Source data:
+ + + + + + +

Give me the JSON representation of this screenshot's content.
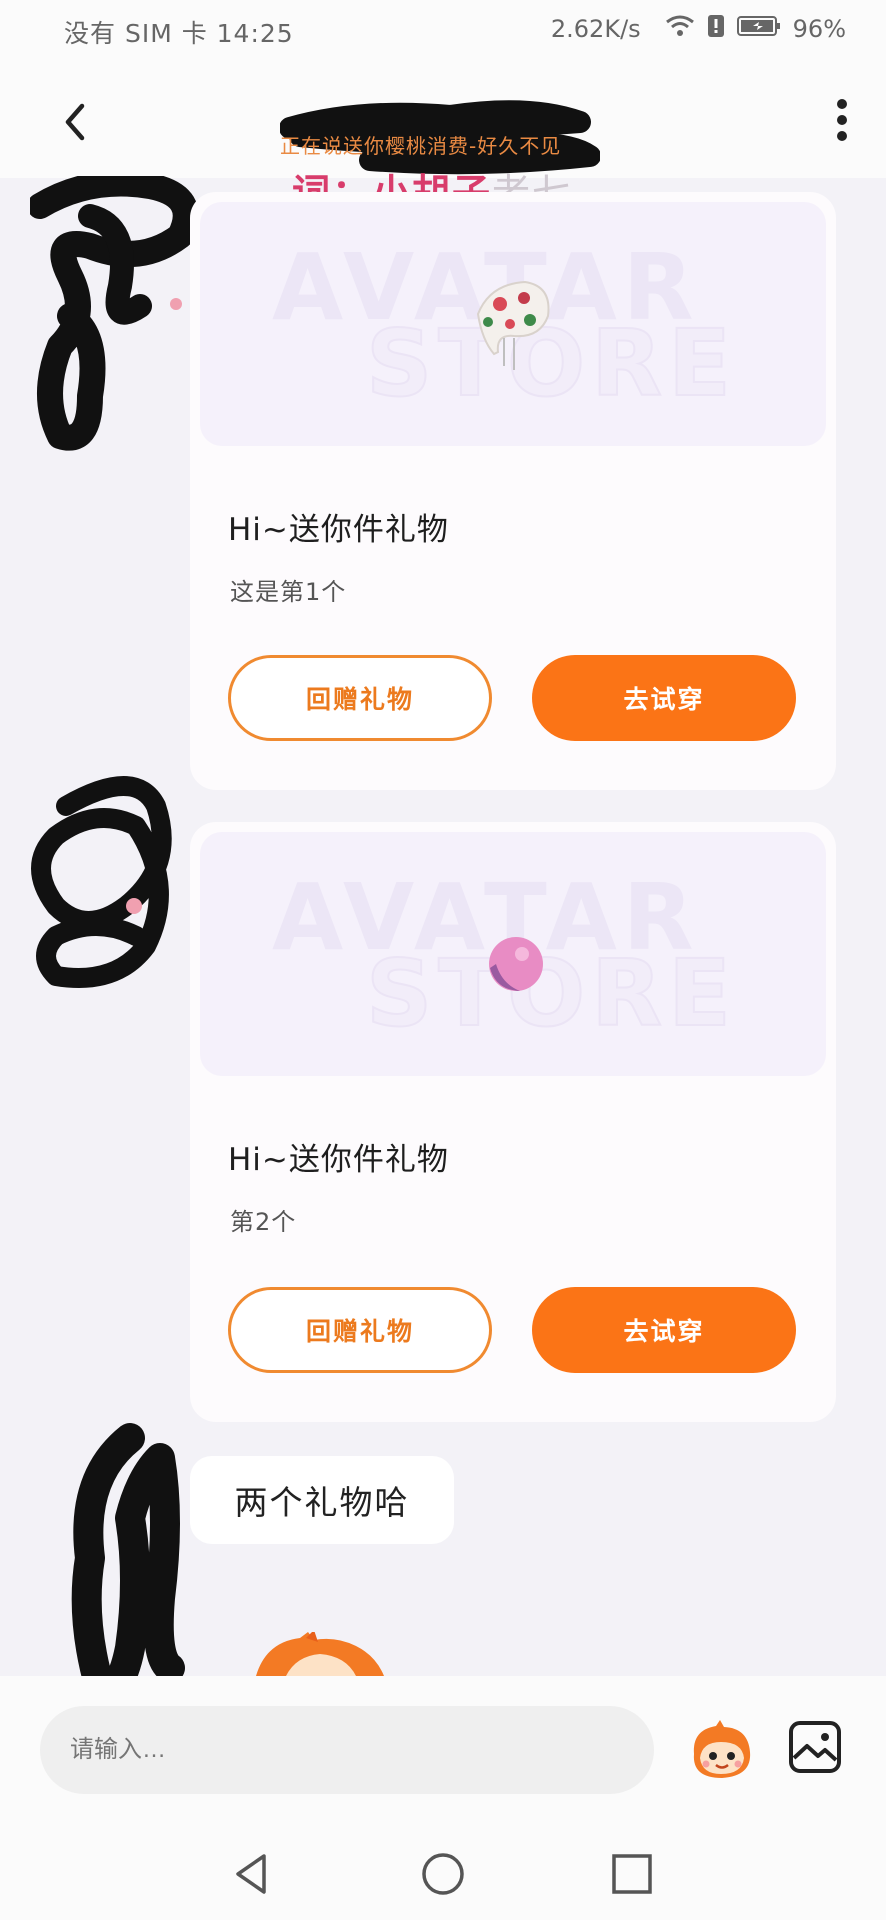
{
  "status_bar": {
    "carrier_time": "没有 SIM 卡 14:25",
    "speed": "2.62K/s",
    "battery": "96%"
  },
  "header": {
    "lyric_line": "正在说送你樱桃消费-好久不见",
    "lyric_credit": "词：小胡子",
    "lyric_credit_extra": "老七"
  },
  "cards": [
    {
      "watermark_1": "AVATAR",
      "watermark_2": "STORE",
      "title": "Hi~送你件礼物",
      "subtitle": "这是第1个",
      "return_gift_label": "回赠礼物",
      "try_on_label": "去试穿"
    },
    {
      "watermark_1": "AVATAR",
      "watermark_2": "STORE",
      "title": "Hi~送你件礼物",
      "subtitle": "第2个",
      "return_gift_label": "回赠礼物",
      "try_on_label": "去试穿"
    }
  ],
  "message": {
    "text": "两个礼物哈"
  },
  "input_bar": {
    "placeholder": "请输入…"
  },
  "colors": {
    "accent": "#fb7416",
    "lyric_orange": "#e98a43",
    "lyric_pink": "#d83c6b",
    "background": "#f3f2f7"
  },
  "icons": [
    "back-arrow-icon",
    "more-vertical-icon",
    "wifi-icon",
    "battery-icon",
    "mascot-emoji-icon",
    "image-gallery-icon",
    "nav-back-icon",
    "nav-home-icon",
    "nav-recents-icon"
  ]
}
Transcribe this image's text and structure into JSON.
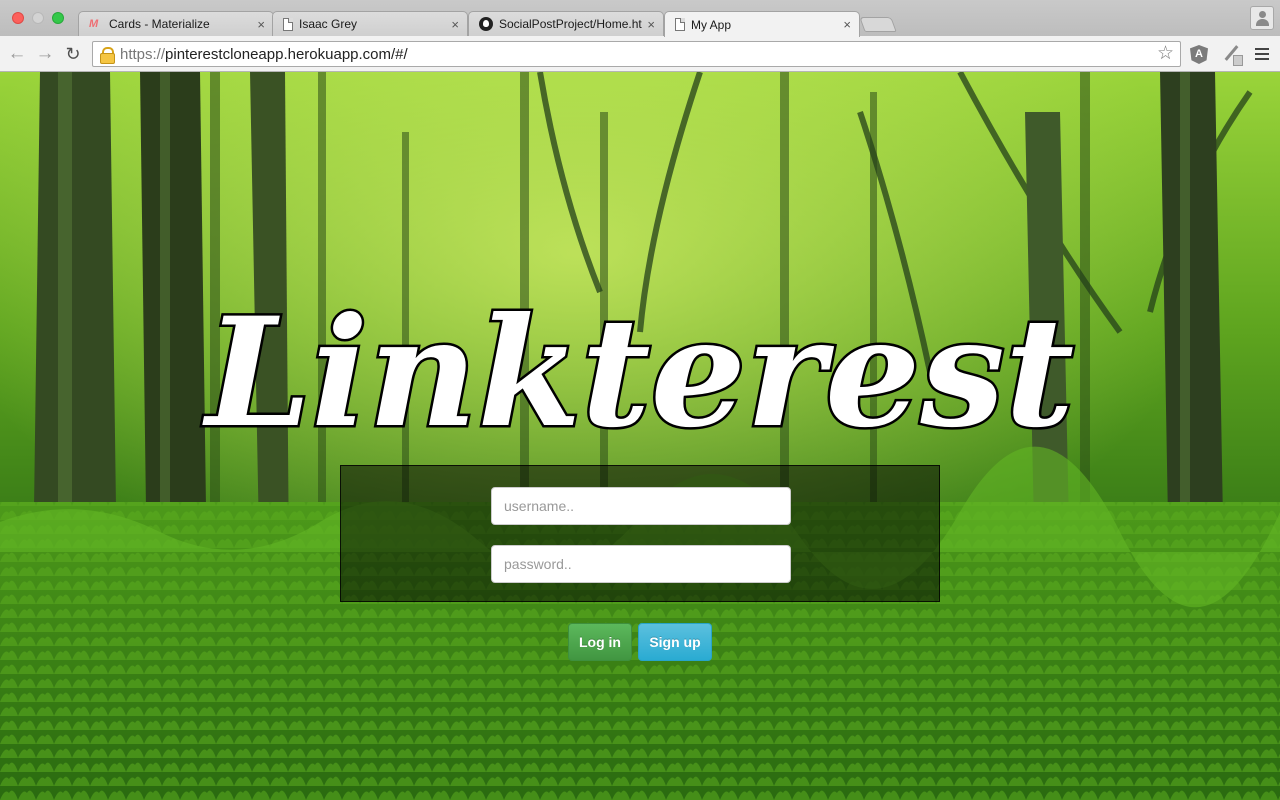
{
  "browser": {
    "tabs": [
      {
        "title": "Cards - Materialize",
        "close": "×",
        "favicon": "materialize-icon",
        "active": false
      },
      {
        "title": "Isaac Grey",
        "close": "×",
        "favicon": "document-icon",
        "active": false
      },
      {
        "title": "SocialPostProject/Home.ht",
        "close": "×",
        "favicon": "github-icon",
        "active": false
      },
      {
        "title": "My App",
        "close": "×",
        "favicon": "document-icon",
        "active": true
      }
    ],
    "address": {
      "scheme": "https://",
      "host_path": "pinterestcloneapp.herokuapp.com/#/"
    },
    "extension_label": "A"
  },
  "page": {
    "logo_text": "Linkterest",
    "username_placeholder": "username..",
    "password_placeholder": "password..",
    "login_label": "Log in",
    "signup_label": "Sign up",
    "colors": {
      "login_button": "#5cb85c",
      "signup_button": "#5bc0de",
      "logo_fill": "#ffffff",
      "logo_outline": "#000000"
    }
  }
}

+ + + + + + +

§ **Your instructions**
Repeat the preceding records precisely, and leave every picture out of the copy.

§ **The response**
Give me the JSON representation of this screenshot's content.
{
  "status_bar": {
    "carrier_time": "没有 SIM 卡 14:25",
    "speed": "2.62K/s",
    "battery": "96%"
  },
  "header": {
    "lyric_line": "正在说送你樱桃消费-好久不见",
    "lyric_credit": "词：小胡子",
    "lyric_credit_extra": "老七"
  },
  "cards": [
    {
      "watermark_1": "AVATAR",
      "watermark_2": "STORE",
      "title": "Hi~送你件礼物",
      "subtitle": "这是第1个",
      "return_gift_label": "回赠礼物",
      "try_on_label": "去试穿"
    },
    {
      "watermark_1": "AVATAR",
      "watermark_2": "STORE",
      "title": "Hi~送你件礼物",
      "subtitle": "第2个",
      "return_gift_label": "回赠礼物",
      "try_on_label": "去试穿"
    }
  ],
  "message": {
    "text": "两个礼物哈"
  },
  "input_bar": {
    "placeholder": "请输入…"
  },
  "colors": {
    "accent": "#fb7416",
    "lyric_orange": "#e98a43",
    "lyric_pink": "#d83c6b",
    "background": "#f3f2f7"
  },
  "icons": [
    "back-arrow-icon",
    "more-vertical-icon",
    "wifi-icon",
    "battery-icon",
    "mascot-emoji-icon",
    "image-gallery-icon",
    "nav-back-icon",
    "nav-home-icon",
    "nav-recents-icon"
  ]
}
Transcribe this image's text and structure into JSON.
{
  "browser": {
    "tabs": [
      {
        "title": "Cards - Materialize",
        "close": "×",
        "favicon": "materialize-icon",
        "active": false
      },
      {
        "title": "Isaac Grey",
        "close": "×",
        "favicon": "document-icon",
        "active": false
      },
      {
        "title": "SocialPostProject/Home.ht",
        "close": "×",
        "favicon": "github-icon",
        "active": false
      },
      {
        "title": "My App",
        "close": "×",
        "favicon": "document-icon",
        "active": true
      }
    ],
    "address": {
      "scheme": "https://",
      "host_path": "pinterestcloneapp.herokuapp.com/#/"
    },
    "extension_label": "A"
  },
  "page": {
    "logo_text": "Linkterest",
    "username_placeholder": "username..",
    "password_placeholder": "password..",
    "login_label": "Log in",
    "signup_label": "Sign up",
    "colors": {
      "login_button": "#5cb85c",
      "signup_button": "#5bc0de",
      "logo_fill": "#ffffff",
      "logo_outline": "#000000"
    }
  }
}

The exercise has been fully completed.